• [Task description] Pull out every line below that contains the word "向右平移".

(Dataset entries)
•••

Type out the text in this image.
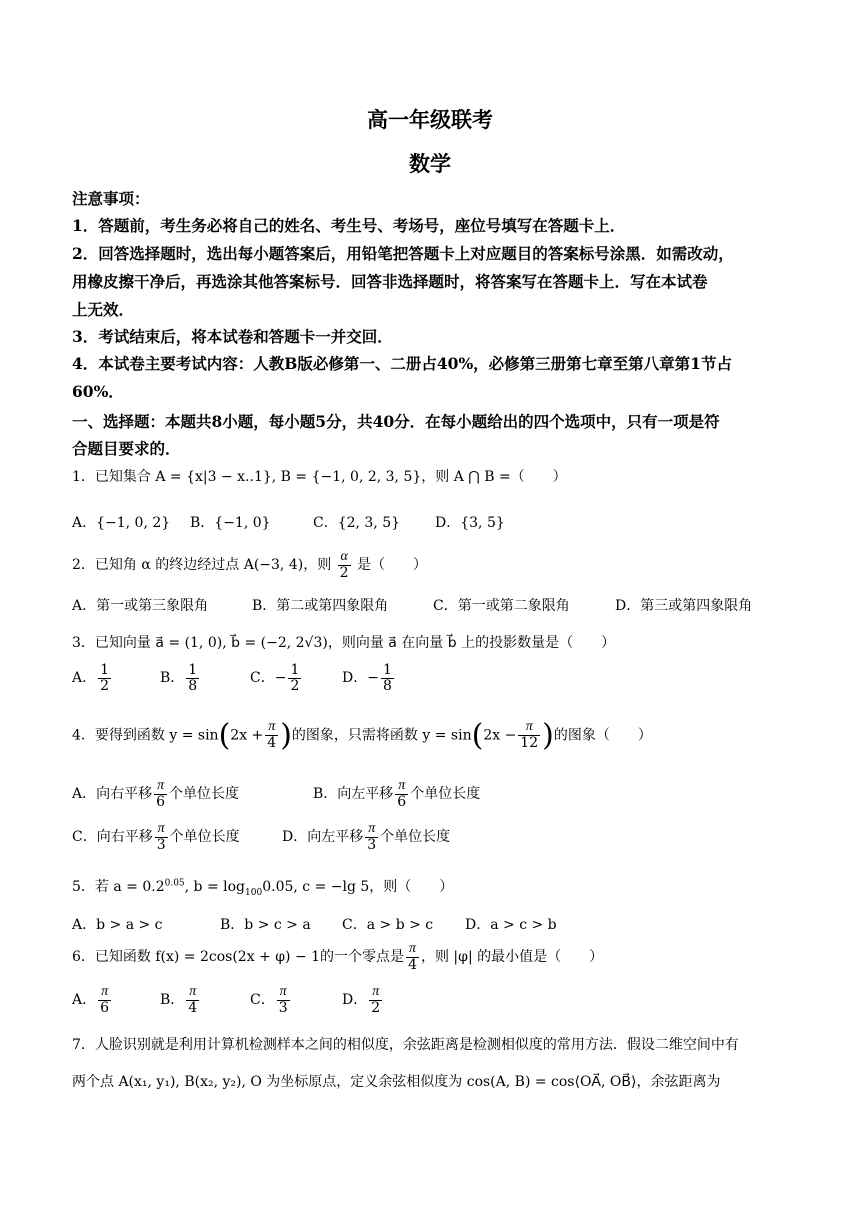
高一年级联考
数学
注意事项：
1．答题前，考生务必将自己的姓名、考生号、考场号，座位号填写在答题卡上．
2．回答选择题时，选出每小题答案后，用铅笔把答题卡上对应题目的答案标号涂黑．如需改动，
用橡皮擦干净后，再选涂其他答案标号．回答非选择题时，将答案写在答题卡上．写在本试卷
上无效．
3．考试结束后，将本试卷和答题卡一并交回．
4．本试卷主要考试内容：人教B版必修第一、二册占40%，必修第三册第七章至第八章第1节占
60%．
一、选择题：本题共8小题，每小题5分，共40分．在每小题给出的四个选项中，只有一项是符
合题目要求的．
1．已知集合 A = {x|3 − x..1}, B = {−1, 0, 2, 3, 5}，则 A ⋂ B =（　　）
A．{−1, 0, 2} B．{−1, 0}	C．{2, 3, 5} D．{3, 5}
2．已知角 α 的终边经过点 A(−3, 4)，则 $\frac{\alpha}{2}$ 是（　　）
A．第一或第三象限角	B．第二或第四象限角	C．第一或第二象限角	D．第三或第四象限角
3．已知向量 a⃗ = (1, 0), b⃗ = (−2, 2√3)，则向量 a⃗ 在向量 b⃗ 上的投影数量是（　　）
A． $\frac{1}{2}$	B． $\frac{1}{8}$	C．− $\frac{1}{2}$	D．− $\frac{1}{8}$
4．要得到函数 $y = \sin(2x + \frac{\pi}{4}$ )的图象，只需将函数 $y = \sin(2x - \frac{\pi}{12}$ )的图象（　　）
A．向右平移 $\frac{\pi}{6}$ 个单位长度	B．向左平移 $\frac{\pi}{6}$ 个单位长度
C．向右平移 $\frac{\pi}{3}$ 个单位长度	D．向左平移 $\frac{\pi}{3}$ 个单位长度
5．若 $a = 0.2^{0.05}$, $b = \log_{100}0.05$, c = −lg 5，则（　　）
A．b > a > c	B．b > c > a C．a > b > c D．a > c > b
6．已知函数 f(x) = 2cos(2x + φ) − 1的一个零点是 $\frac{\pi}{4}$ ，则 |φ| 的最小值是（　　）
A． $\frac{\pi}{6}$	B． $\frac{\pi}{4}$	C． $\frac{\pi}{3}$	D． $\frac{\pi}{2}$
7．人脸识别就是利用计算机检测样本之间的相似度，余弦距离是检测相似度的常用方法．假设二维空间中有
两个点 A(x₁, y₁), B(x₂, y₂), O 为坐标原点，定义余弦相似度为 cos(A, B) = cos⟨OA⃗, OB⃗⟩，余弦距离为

•••

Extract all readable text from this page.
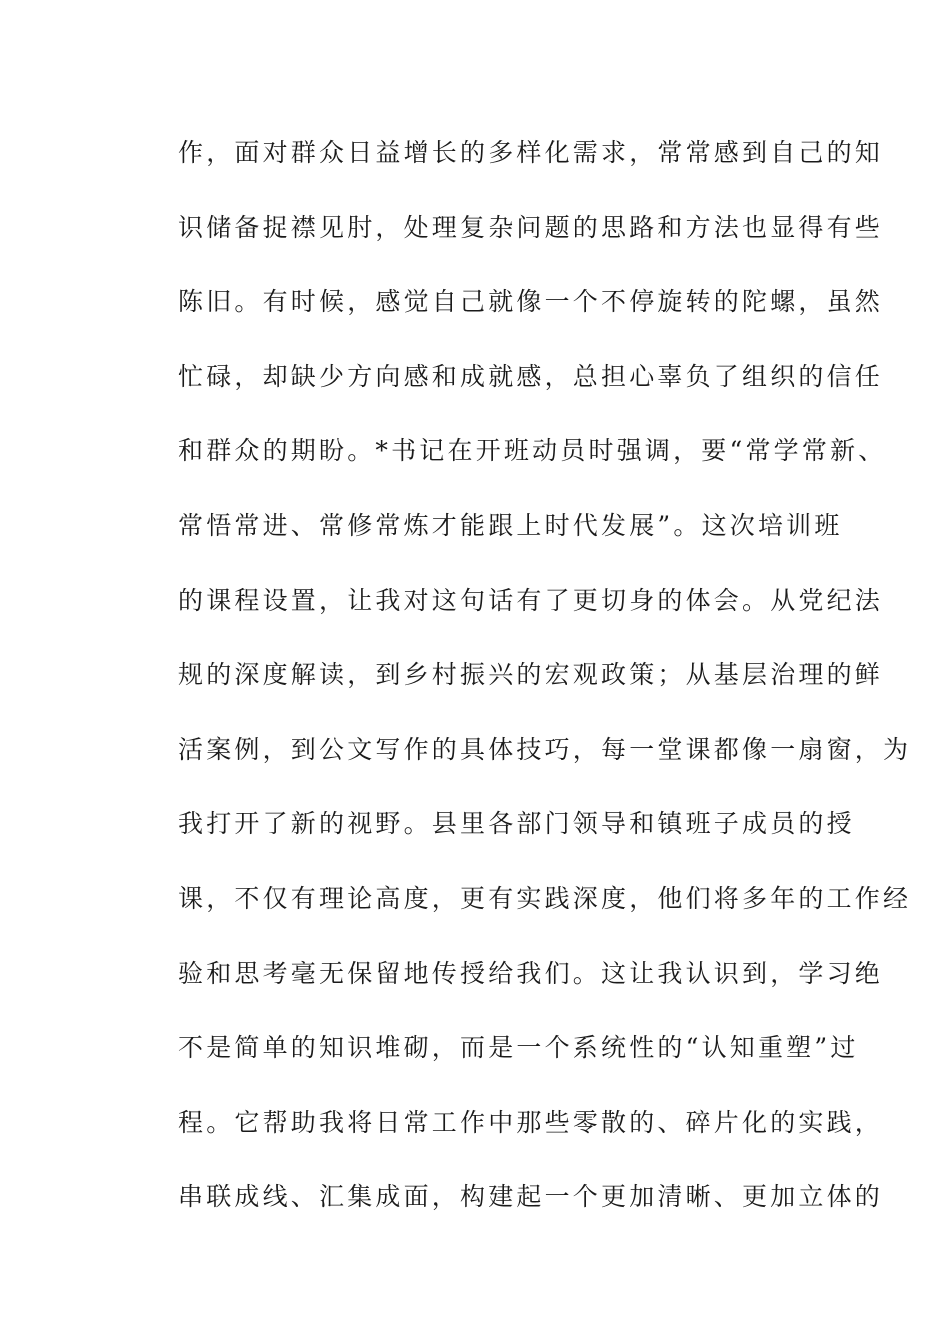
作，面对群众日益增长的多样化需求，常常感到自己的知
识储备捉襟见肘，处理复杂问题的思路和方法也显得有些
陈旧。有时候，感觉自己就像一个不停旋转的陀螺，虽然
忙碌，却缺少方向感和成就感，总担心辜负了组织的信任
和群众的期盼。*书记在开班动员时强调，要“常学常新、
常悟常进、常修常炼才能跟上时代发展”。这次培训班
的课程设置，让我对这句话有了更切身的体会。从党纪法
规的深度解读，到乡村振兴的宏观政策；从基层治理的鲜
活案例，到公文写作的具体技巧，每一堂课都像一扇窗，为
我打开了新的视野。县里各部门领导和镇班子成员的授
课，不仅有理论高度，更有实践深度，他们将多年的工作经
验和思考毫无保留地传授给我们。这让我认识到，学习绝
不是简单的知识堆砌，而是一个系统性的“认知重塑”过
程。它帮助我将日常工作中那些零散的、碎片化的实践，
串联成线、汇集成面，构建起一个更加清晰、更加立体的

•••

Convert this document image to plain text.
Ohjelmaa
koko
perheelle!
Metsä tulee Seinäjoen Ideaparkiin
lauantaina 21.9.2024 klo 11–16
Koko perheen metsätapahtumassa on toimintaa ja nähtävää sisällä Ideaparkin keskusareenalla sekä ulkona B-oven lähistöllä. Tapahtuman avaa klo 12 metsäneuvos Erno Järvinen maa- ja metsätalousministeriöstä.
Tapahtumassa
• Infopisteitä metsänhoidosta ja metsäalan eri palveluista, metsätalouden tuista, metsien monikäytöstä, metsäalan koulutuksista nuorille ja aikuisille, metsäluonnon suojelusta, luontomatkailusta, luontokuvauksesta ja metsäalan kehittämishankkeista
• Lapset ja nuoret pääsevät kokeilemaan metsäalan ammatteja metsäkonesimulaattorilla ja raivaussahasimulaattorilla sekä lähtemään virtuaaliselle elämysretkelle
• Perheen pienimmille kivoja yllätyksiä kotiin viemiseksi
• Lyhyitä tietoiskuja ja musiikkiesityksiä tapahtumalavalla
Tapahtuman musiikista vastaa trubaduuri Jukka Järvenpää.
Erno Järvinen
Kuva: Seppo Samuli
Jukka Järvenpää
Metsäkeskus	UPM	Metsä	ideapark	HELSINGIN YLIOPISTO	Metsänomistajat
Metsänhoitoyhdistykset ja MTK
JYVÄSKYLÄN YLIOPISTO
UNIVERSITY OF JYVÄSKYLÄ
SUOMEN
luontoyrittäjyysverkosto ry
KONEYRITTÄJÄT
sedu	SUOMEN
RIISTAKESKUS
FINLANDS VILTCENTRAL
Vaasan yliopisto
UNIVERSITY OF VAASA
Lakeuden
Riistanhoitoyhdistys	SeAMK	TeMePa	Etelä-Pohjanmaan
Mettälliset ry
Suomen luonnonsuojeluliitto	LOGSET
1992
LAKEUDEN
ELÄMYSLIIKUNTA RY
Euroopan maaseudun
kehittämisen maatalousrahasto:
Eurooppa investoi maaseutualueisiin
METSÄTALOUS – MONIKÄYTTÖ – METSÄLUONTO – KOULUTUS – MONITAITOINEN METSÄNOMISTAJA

•••

• [Solved problem]
A．向右平移 $\frac{\pi}{6}$ 个单位长度	B．向左平移 $\frac{\pi}{6}$ 个单位长度
C．向右平移 $\frac{\pi}{3}$ 个单位长度	D．向左平移 $\frac{\pi}{3}$ 个单位长度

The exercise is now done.